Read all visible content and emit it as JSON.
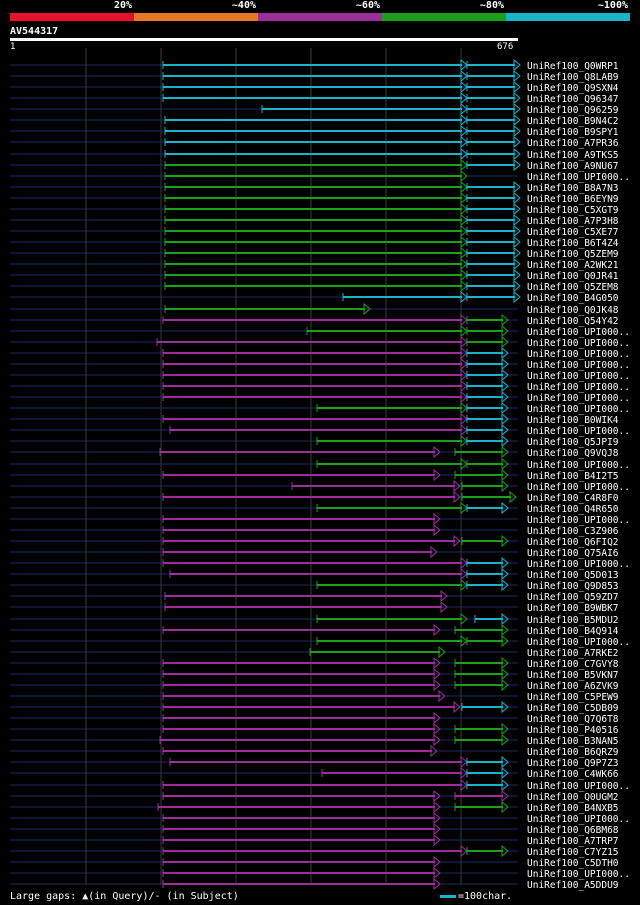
{
  "legend": {
    "segments": [
      {
        "label": "20%",
        "color": "#e8112d"
      },
      {
        "label": "~40%",
        "color": "#e87722"
      },
      {
        "label": "~60%",
        "color": "#9c2e9a"
      },
      {
        "label": "~80%",
        "color": "#1aa01a"
      },
      {
        "label": "~100%",
        "color": "#19b4c8"
      }
    ]
  },
  "query": {
    "id": "AV544317",
    "start": "1",
    "end": "676",
    "length": 676
  },
  "footer": {
    "gaps_text": "Large gaps: ▲(in Query)/- (in Subject)",
    "scale_text": "=100char.",
    "scale_color": "#19b4c8"
  },
  "hits": [
    {
      "name": "UniRef100_Q0WRP1",
      "bars": [
        [
          163,
          467,
          "c"
        ],
        [
          467,
          520,
          "c"
        ]
      ]
    },
    {
      "name": "UniRef100_Q8LAB9",
      "bars": [
        [
          163,
          467,
          "c"
        ],
        [
          467,
          520,
          "c"
        ]
      ]
    },
    {
      "name": "UniRef100_Q9SXN4",
      "bars": [
        [
          163,
          467,
          "c"
        ],
        [
          467,
          520,
          "c"
        ]
      ]
    },
    {
      "name": "UniRef100_Q96347",
      "bars": [
        [
          163,
          467,
          "c"
        ],
        [
          467,
          520,
          "c"
        ]
      ]
    },
    {
      "name": "UniRef100_Q96259",
      "bars": [
        [
          262,
          467,
          "c"
        ],
        [
          467,
          520,
          "c"
        ]
      ]
    },
    {
      "name": "UniRef100_B9N4C2",
      "bars": [
        [
          165,
          467,
          "c"
        ],
        [
          467,
          520,
          "c"
        ]
      ]
    },
    {
      "name": "UniRef100_B9SPY1",
      "bars": [
        [
          165,
          467,
          "c"
        ],
        [
          467,
          520,
          "c"
        ]
      ]
    },
    {
      "name": "UniRef100_A7PR36",
      "bars": [
        [
          165,
          467,
          "c"
        ],
        [
          467,
          520,
          "c"
        ]
      ]
    },
    {
      "name": "UniRef100_A9TKS5",
      "bars": [
        [
          165,
          467,
          "c"
        ],
        [
          467,
          520,
          "c"
        ]
      ]
    },
    {
      "name": "UniRef100_A9NU67",
      "bars": [
        [
          165,
          467,
          "g"
        ],
        [
          467,
          520,
          "c"
        ]
      ]
    },
    {
      "name": "UniRef100_UPI000..",
      "bars": [
        [
          165,
          467,
          "g"
        ]
      ]
    },
    {
      "name": "UniRef100_B8A7N3",
      "bars": [
        [
          165,
          467,
          "g"
        ],
        [
          467,
          520,
          "c"
        ]
      ]
    },
    {
      "name": "UniRef100_B6EYN9",
      "bars": [
        [
          165,
          467,
          "g"
        ],
        [
          467,
          520,
          "c"
        ]
      ]
    },
    {
      "name": "UniRef100_C5XGT9",
      "bars": [
        [
          165,
          467,
          "g"
        ],
        [
          467,
          520,
          "c"
        ]
      ]
    },
    {
      "name": "UniRef100_A7P3H8",
      "bars": [
        [
          165,
          467,
          "g"
        ],
        [
          467,
          520,
          "c"
        ]
      ]
    },
    {
      "name": "UniRef100_C5XE77",
      "bars": [
        [
          165,
          467,
          "g"
        ],
        [
          467,
          520,
          "c"
        ]
      ]
    },
    {
      "name": "UniRef100_B6T4Z4",
      "bars": [
        [
          165,
          467,
          "g"
        ],
        [
          467,
          520,
          "c"
        ]
      ]
    },
    {
      "name": "UniRef100_Q5ZEM9",
      "bars": [
        [
          165,
          467,
          "g"
        ],
        [
          467,
          520,
          "c"
        ]
      ]
    },
    {
      "name": "UniRef100_A2WK21",
      "bars": [
        [
          165,
          467,
          "g"
        ],
        [
          467,
          520,
          "c"
        ]
      ]
    },
    {
      "name": "UniRef100_Q0JR41",
      "bars": [
        [
          165,
          467,
          "g"
        ],
        [
          467,
          520,
          "c"
        ]
      ]
    },
    {
      "name": "UniRef100_Q5ZEM8",
      "bars": [
        [
          165,
          467,
          "g"
        ],
        [
          467,
          520,
          "c"
        ]
      ]
    },
    {
      "name": "UniRef100_B4G050",
      "bars": [
        [
          343,
          467,
          "c"
        ],
        [
          467,
          520,
          "c"
        ]
      ]
    },
    {
      "name": "UniRef100_Q0JK48",
      "bars": [
        [
          165,
          370,
          "g"
        ]
      ]
    },
    {
      "name": "UniRef100_Q54Y42",
      "bars": [
        [
          163,
          467,
          "p"
        ],
        [
          467,
          508,
          "g"
        ]
      ]
    },
    {
      "name": "UniRef100_UPI000..",
      "bars": [
        [
          307,
          467,
          "g"
        ],
        [
          467,
          508,
          "g"
        ]
      ]
    },
    {
      "name": "UniRef100_UPI000..",
      "bars": [
        [
          157,
          467,
          "p"
        ],
        [
          467,
          508,
          "g"
        ]
      ]
    },
    {
      "name": "UniRef100_UPI000..",
      "bars": [
        [
          163,
          467,
          "p"
        ],
        [
          467,
          508,
          "c"
        ]
      ]
    },
    {
      "name": "UniRef100_UPI000..",
      "bars": [
        [
          163,
          467,
          "p"
        ],
        [
          467,
          508,
          "c"
        ]
      ]
    },
    {
      "name": "UniRef100_UPI000..",
      "bars": [
        [
          163,
          467,
          "p"
        ],
        [
          467,
          508,
          "c"
        ]
      ]
    },
    {
      "name": "UniRef100_UPI000..",
      "bars": [
        [
          163,
          467,
          "p"
        ],
        [
          467,
          508,
          "c"
        ]
      ]
    },
    {
      "name": "UniRef100_UPI000..",
      "bars": [
        [
          163,
          467,
          "p"
        ],
        [
          467,
          508,
          "c"
        ]
      ]
    },
    {
      "name": "UniRef100_UPI000..",
      "bars": [
        [
          317,
          467,
          "g"
        ],
        [
          467,
          508,
          "c"
        ]
      ]
    },
    {
      "name": "UniRef100_B0WIK4",
      "bars": [
        [
          163,
          467,
          "p"
        ],
        [
          467,
          508,
          "c"
        ]
      ]
    },
    {
      "name": "UniRef100_UPI000..",
      "bars": [
        [
          170,
          467,
          "p"
        ],
        [
          467,
          508,
          "c"
        ]
      ]
    },
    {
      "name": "UniRef100_Q5JPI9",
      "bars": [
        [
          317,
          467,
          "g"
        ],
        [
          467,
          508,
          "c"
        ]
      ]
    },
    {
      "name": "UniRef100_Q9VQJ8",
      "bars": [
        [
          160,
          440,
          "p"
        ],
        [
          455,
          508,
          "g"
        ]
      ]
    },
    {
      "name": "UniRef100_UPI000..",
      "bars": [
        [
          317,
          467,
          "g"
        ],
        [
          467,
          508,
          "g"
        ]
      ]
    },
    {
      "name": "UniRef100_B4I2T5",
      "bars": [
        [
          163,
          440,
          "p"
        ],
        [
          455,
          508,
          "g"
        ]
      ]
    },
    {
      "name": "UniRef100_UPI000..",
      "bars": [
        [
          292,
          460,
          "p"
        ],
        [
          462,
          508,
          "g"
        ]
      ]
    },
    {
      "name": "UniRef100_C4R8F0",
      "bars": [
        [
          163,
          460,
          "p"
        ],
        [
          462,
          516,
          "g"
        ]
      ]
    },
    {
      "name": "UniRef100_Q4R650",
      "bars": [
        [
          317,
          467,
          "g"
        ],
        [
          467,
          508,
          "c"
        ]
      ]
    },
    {
      "name": "UniRef100_UPI000..",
      "bars": [
        [
          163,
          440,
          "p"
        ]
      ]
    },
    {
      "name": "UniRef100_C3Z906",
      "bars": [
        [
          163,
          440,
          "p"
        ]
      ]
    },
    {
      "name": "UniRef100_Q6FIQ2",
      "bars": [
        [
          163,
          460,
          "p"
        ],
        [
          462,
          508,
          "g"
        ]
      ]
    },
    {
      "name": "UniRef100_Q75AI6",
      "bars": [
        [
          163,
          437,
          "p"
        ]
      ]
    },
    {
      "name": "UniRef100_UPI000..",
      "bars": [
        [
          163,
          467,
          "p"
        ],
        [
          467,
          508,
          "c"
        ]
      ]
    },
    {
      "name": "UniRef100_Q5D013",
      "bars": [
        [
          170,
          467,
          "p"
        ],
        [
          467,
          508,
          "c"
        ]
      ]
    },
    {
      "name": "UniRef100_Q9D853",
      "bars": [
        [
          317,
          467,
          "g"
        ],
        [
          467,
          508,
          "c"
        ]
      ]
    },
    {
      "name": "UniRef100_Q59ZD7",
      "bars": [
        [
          165,
          447,
          "p"
        ]
      ]
    },
    {
      "name": "UniRef100_B9WBK7",
      "bars": [
        [
          165,
          447,
          "p"
        ]
      ]
    },
    {
      "name": "UniRef100_B5MDU2",
      "bars": [
        [
          317,
          467,
          "g"
        ],
        [
          475,
          508,
          "c"
        ]
      ]
    },
    {
      "name": "UniRef100_B4Q914",
      "bars": [
        [
          163,
          440,
          "p"
        ],
        [
          455,
          508,
          "g"
        ]
      ]
    },
    {
      "name": "UniRef100_UPI000..",
      "bars": [
        [
          317,
          467,
          "g"
        ],
        [
          467,
          508,
          "g"
        ]
      ]
    },
    {
      "name": "UniRef100_A7RKE2",
      "bars": [
        [
          310,
          445,
          "g"
        ]
      ]
    },
    {
      "name": "UniRef100_C7GVY8",
      "bars": [
        [
          163,
          440,
          "p"
        ],
        [
          455,
          508,
          "g"
        ]
      ]
    },
    {
      "name": "UniRef100_B5VKN7",
      "bars": [
        [
          163,
          440,
          "p"
        ],
        [
          455,
          508,
          "g"
        ]
      ]
    },
    {
      "name": "UniRef100_A6ZVK9",
      "bars": [
        [
          163,
          440,
          "p"
        ],
        [
          455,
          508,
          "g"
        ]
      ]
    },
    {
      "name": "UniRef100_C5PEW9",
      "bars": [
        [
          163,
          445,
          "p"
        ]
      ]
    },
    {
      "name": "UniRef100_C5DB09",
      "bars": [
        [
          163,
          460,
          "p"
        ],
        [
          462,
          508,
          "c"
        ]
      ]
    },
    {
      "name": "UniRef100_Q7Q6T8",
      "bars": [
        [
          163,
          440,
          "p"
        ]
      ]
    },
    {
      "name": "UniRef100_P40516",
      "bars": [
        [
          163,
          440,
          "p"
        ],
        [
          455,
          508,
          "g"
        ]
      ]
    },
    {
      "name": "UniRef100_B3NAN5",
      "bars": [
        [
          160,
          440,
          "p"
        ],
        [
          455,
          508,
          "g"
        ]
      ]
    },
    {
      "name": "UniRef100_B6QRZ9",
      "bars": [
        [
          163,
          437,
          "p"
        ]
      ]
    },
    {
      "name": "UniRef100_Q9P7Z3",
      "bars": [
        [
          170,
          467,
          "p"
        ],
        [
          467,
          508,
          "c"
        ]
      ]
    },
    {
      "name": "UniRef100_C4WK66",
      "bars": [
        [
          322,
          467,
          "p"
        ],
        [
          467,
          508,
          "c"
        ]
      ]
    },
    {
      "name": "UniRef100_UPI000..",
      "bars": [
        [
          163,
          467,
          "p"
        ],
        [
          467,
          508,
          "c"
        ]
      ]
    },
    {
      "name": "UniRef100_Q0UGM2",
      "bars": [
        [
          163,
          440,
          "p"
        ],
        [
          455,
          508,
          "p"
        ]
      ]
    },
    {
      "name": "UniRef100_B4NXB5",
      "bars": [
        [
          158,
          440,
          "p"
        ],
        [
          455,
          508,
          "g"
        ]
      ]
    },
    {
      "name": "UniRef100_UPI000..",
      "bars": [
        [
          163,
          440,
          "p"
        ]
      ]
    },
    {
      "name": "UniRef100_Q6BM68",
      "bars": [
        [
          163,
          440,
          "p"
        ]
      ]
    },
    {
      "name": "UniRef100_A7TRP7",
      "bars": [
        [
          163,
          440,
          "p"
        ]
      ]
    },
    {
      "name": "UniRef100_C7YZ15",
      "bars": [
        [
          163,
          467,
          "p"
        ],
        [
          467,
          508,
          "g"
        ]
      ]
    },
    {
      "name": "UniRef100_C5DTH0",
      "bars": [
        [
          163,
          440,
          "p"
        ]
      ]
    },
    {
      "name": "UniRef100_UPI000..",
      "bars": [
        [
          163,
          440,
          "p"
        ]
      ]
    },
    {
      "name": "UniRef100_A5DDU9",
      "bars": [
        [
          163,
          440,
          "p"
        ]
      ]
    }
  ],
  "colors": {
    "c": "#19b4c8",
    "g": "#1aa01a",
    "p": "#9c2e9a",
    "track": "#1a2a6a",
    "grid": "#3a3a3a"
  }
}
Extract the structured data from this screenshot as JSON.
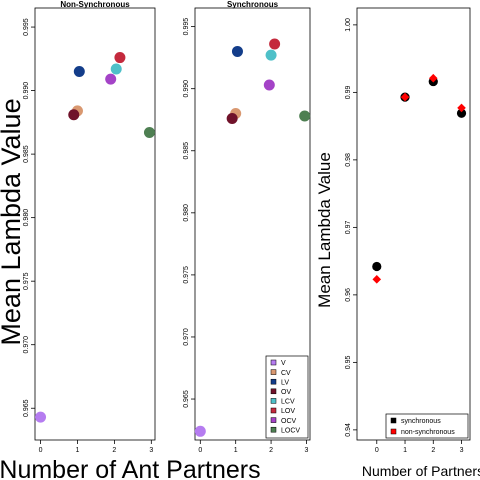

DIRECTIONS FOR THIS TASK
Copy all lines from the material that contain "JSON".

ANSWER FOR THE TASK
Read all visible content and emit it as JSON.
Extract the structured data from this screenshot as JSON.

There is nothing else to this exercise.